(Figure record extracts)
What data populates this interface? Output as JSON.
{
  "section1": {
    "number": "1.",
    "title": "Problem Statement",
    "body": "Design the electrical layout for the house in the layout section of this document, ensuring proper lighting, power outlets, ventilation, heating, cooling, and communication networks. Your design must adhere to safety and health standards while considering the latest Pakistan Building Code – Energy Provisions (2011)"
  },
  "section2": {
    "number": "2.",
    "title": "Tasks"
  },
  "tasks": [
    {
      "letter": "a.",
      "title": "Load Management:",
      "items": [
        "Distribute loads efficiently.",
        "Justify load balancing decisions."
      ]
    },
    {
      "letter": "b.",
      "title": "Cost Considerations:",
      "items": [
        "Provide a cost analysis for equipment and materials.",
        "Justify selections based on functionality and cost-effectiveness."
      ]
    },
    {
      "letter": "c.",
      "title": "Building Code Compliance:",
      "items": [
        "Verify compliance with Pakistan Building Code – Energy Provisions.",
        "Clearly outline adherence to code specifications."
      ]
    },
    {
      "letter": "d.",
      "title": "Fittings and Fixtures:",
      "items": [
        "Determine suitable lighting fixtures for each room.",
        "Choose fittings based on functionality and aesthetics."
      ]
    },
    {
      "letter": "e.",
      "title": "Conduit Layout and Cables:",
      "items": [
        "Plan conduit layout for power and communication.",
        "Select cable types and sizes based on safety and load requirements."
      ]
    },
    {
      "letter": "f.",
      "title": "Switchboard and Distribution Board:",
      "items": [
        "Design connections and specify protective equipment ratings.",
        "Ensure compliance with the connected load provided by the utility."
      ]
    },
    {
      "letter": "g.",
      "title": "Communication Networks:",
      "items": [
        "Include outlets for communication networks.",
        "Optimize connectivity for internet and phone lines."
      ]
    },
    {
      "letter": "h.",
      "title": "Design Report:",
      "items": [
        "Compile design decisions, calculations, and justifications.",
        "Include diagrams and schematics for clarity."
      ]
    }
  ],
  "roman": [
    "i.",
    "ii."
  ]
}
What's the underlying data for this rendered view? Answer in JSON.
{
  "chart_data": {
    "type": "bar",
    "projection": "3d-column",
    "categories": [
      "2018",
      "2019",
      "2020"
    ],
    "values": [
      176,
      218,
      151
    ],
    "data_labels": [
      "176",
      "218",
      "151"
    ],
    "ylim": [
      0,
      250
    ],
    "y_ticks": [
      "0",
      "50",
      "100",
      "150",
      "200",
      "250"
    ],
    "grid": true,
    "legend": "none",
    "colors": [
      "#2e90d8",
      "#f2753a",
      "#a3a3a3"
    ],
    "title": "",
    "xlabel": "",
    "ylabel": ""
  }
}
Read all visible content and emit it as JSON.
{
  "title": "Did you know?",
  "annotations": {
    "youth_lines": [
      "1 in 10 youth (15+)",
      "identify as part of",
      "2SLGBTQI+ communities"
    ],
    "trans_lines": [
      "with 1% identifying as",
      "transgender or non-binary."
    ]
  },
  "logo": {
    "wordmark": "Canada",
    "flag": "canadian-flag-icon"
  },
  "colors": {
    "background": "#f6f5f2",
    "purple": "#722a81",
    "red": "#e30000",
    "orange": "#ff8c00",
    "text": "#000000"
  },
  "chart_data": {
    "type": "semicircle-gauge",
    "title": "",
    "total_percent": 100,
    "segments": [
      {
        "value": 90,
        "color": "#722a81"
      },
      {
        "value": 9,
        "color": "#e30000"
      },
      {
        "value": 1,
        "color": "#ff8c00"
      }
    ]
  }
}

--

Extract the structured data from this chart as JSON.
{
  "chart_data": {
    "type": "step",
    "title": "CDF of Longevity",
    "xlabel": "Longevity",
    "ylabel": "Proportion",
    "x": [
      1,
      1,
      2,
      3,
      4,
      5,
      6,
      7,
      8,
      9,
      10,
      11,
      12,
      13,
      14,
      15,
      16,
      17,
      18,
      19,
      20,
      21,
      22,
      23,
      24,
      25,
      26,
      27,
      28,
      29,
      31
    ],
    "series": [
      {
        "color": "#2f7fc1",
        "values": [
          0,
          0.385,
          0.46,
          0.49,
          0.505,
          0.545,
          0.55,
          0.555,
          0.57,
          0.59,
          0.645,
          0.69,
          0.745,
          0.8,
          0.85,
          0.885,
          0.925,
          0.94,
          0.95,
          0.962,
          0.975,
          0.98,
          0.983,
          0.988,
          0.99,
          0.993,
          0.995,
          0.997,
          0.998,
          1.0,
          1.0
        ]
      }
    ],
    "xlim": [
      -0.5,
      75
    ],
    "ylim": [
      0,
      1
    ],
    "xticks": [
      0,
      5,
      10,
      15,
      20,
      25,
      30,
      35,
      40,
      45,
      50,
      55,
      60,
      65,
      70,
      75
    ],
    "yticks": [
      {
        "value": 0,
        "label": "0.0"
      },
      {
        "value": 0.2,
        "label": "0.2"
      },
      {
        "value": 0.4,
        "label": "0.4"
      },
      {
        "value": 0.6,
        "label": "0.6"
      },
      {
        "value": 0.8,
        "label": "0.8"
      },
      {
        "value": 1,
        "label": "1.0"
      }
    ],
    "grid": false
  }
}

_Goal_:
Say how many lines in the records contain the string "Provisions", and say nothing else.

_Complete response_:
2